### TASK GOAL
Repeat the lines that follow, leaving nothing out.

Data entries
╔══

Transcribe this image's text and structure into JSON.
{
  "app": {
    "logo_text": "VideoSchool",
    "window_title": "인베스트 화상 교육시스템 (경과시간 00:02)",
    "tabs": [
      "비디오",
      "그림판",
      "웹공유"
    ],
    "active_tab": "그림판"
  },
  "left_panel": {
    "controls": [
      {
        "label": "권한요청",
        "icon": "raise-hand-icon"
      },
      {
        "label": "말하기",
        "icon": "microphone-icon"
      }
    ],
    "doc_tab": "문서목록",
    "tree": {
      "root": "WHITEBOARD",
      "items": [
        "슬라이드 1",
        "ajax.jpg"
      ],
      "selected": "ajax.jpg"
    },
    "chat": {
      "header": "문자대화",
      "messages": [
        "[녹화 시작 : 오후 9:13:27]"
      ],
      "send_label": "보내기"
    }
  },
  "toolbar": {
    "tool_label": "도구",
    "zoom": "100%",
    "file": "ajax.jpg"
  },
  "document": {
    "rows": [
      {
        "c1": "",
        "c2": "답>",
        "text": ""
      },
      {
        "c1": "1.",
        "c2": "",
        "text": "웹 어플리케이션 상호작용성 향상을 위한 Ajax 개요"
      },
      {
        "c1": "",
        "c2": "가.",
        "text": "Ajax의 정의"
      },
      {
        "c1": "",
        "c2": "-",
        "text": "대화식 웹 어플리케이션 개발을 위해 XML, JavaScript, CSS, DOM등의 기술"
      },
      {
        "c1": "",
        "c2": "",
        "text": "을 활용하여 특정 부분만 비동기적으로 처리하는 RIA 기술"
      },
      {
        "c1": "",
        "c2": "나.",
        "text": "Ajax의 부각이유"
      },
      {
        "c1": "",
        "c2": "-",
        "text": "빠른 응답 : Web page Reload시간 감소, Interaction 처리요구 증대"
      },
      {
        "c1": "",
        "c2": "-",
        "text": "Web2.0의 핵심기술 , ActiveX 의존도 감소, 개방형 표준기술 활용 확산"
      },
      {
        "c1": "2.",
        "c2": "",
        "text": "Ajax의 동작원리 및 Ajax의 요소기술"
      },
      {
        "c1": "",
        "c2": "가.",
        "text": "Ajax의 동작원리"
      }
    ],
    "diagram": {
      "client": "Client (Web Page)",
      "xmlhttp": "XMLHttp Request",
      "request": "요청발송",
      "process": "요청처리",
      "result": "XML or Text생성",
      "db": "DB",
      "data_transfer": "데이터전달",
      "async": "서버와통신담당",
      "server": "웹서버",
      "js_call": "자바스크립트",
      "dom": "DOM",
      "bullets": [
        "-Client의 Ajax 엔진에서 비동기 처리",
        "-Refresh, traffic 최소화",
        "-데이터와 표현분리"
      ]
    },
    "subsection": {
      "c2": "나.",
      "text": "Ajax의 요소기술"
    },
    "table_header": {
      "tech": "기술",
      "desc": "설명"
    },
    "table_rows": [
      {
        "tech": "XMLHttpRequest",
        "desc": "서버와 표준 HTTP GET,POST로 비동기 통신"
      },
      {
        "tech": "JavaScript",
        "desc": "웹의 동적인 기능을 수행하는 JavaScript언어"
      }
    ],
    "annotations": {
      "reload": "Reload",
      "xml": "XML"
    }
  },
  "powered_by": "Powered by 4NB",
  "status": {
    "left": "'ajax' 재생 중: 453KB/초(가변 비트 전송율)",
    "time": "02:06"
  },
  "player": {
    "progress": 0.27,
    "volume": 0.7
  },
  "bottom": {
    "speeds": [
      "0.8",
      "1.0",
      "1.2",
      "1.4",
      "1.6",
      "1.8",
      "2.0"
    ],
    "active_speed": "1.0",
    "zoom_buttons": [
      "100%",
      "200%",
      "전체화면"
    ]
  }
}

╚══

### TASK OUTPUT
Transcribe this image's text and structure into JSON.
{
  "app": {
    "logo_text": "VideoSchool",
    "window_title": "인베스트 화상 교육시스템 (경과시간 00:02)",
    "tabs": [
      "비디오",
      "그림판",
      "웹공유"
    ],
    "active_tab": "그림판"
  },
  "left_panel": {
    "controls": [
      {
        "label": "권한요청",
        "icon": "raise-hand-icon"
      },
      {
        "label": "말하기",
        "icon": "microphone-icon"
      }
    ],
    "doc_tab": "문서목록",
    "tree": {
      "root": "WHITEBOARD",
      "items": [
        "슬라이드 1",
        "ajax.jpg"
      ],
      "selected": "ajax.jpg"
    },
    "chat": {
      "header": "문자대화",
      "messages": [
        "[녹화 시작 : 오후 9:13:27]"
      ],
      "send_label": "보내기"
    }
  },
  "toolbar": {
    "tool_label": "도구",
    "zoom": "100%",
    "file": "ajax.jpg"
  },
  "document": {
    "rows": [
      {
        "c1": "",
        "c2": "답>",
        "text": ""
      },
      {
        "c1": "1.",
        "c2": "",
        "text": "웹 어플리케이션 상호작용성 향상을 위한 Ajax 개요"
      },
      {
        "c1": "",
        "c2": "가.",
        "text": "Ajax의 정의"
      },
      {
        "c1": "",
        "c2": "-",
        "text": "대화식 웹 어플리케이션 개발을 위해 XML, JavaScript, CSS, DOM등의 기술"
      },
      {
        "c1": "",
        "c2": "",
        "text": "을 활용하여 특정 부분만 비동기적으로 처리하는 RIA 기술"
      },
      {
        "c1": "",
        "c2": "나.",
        "text": "Ajax의 부각이유"
      },
      {
        "c1": "",
        "c2": "-",
        "text": "빠른 응답 : Web page Reload시간 감소, Interaction 처리요구 증대"
      },
      {
        "c1": "",
        "c2": "-",
        "text": "Web2.0의 핵심기술 , ActiveX 의존도 감소, 개방형 표준기술 활용 확산"
      },
      {
        "c1": "2.",
        "c2": "",
        "text": "Ajax의 동작원리 및 Ajax의 요소기술"
      },
      {
        "c1": "",
        "c2": "가.",
        "text": "Ajax의 동작원리"
      }
    ],
    "diagram": {
      "client": "Client (Web Page)",
      "xmlhttp": "XMLHttp Request",
      "request": "요청발송",
      "process": "요청처리",
      "result": "XML or Text생성",
      "db": "DB",
      "data_transfer": "데이터전달",
      "async": "서버와통신담당",
      "server": "웹서버",
      "js_call": "자바스크립트",
      "dom": "DOM",
      "bullets": [
        "-Client의 Ajax 엔진에서 비동기 처리",
        "-Refresh, traffic 최소화",
        "-데이터와 표현분리"
      ]
    },
    "subsection": {
      "c2": "나.",
      "text": "Ajax의 요소기술"
    },
    "table_header": {
      "tech": "기술",
      "desc": "설명"
    },
    "table_rows": [
      {
        "tech": "XMLHttpRequest",
        "desc": "서버와 표준 HTTP GET,POST로 비동기 통신"
      },
      {
        "tech": "JavaScript",
        "desc": "웹의 동적인 기능을 수행하는 JavaScript언어"
      }
    ],
    "annotations": {
      "reload": "Reload",
      "xml": "XML"
    }
  },
  "powered_by": "Powered by 4NB",
  "status": {
    "left": "'ajax' 재생 중: 453KB/초(가변 비트 전송율)",
    "time": "02:06"
  },
  "player": {
    "progress": 0.27,
    "volume": 0.7
  },
  "bottom": {
    "speeds": [
      "0.8",
      "1.0",
      "1.2",
      "1.4",
      "1.6",
      "1.8",
      "2.0"
    ],
    "active_speed": "1.0",
    "zoom_buttons": [
      "100%",
      "200%",
      "전체화면"
    ]
  }
}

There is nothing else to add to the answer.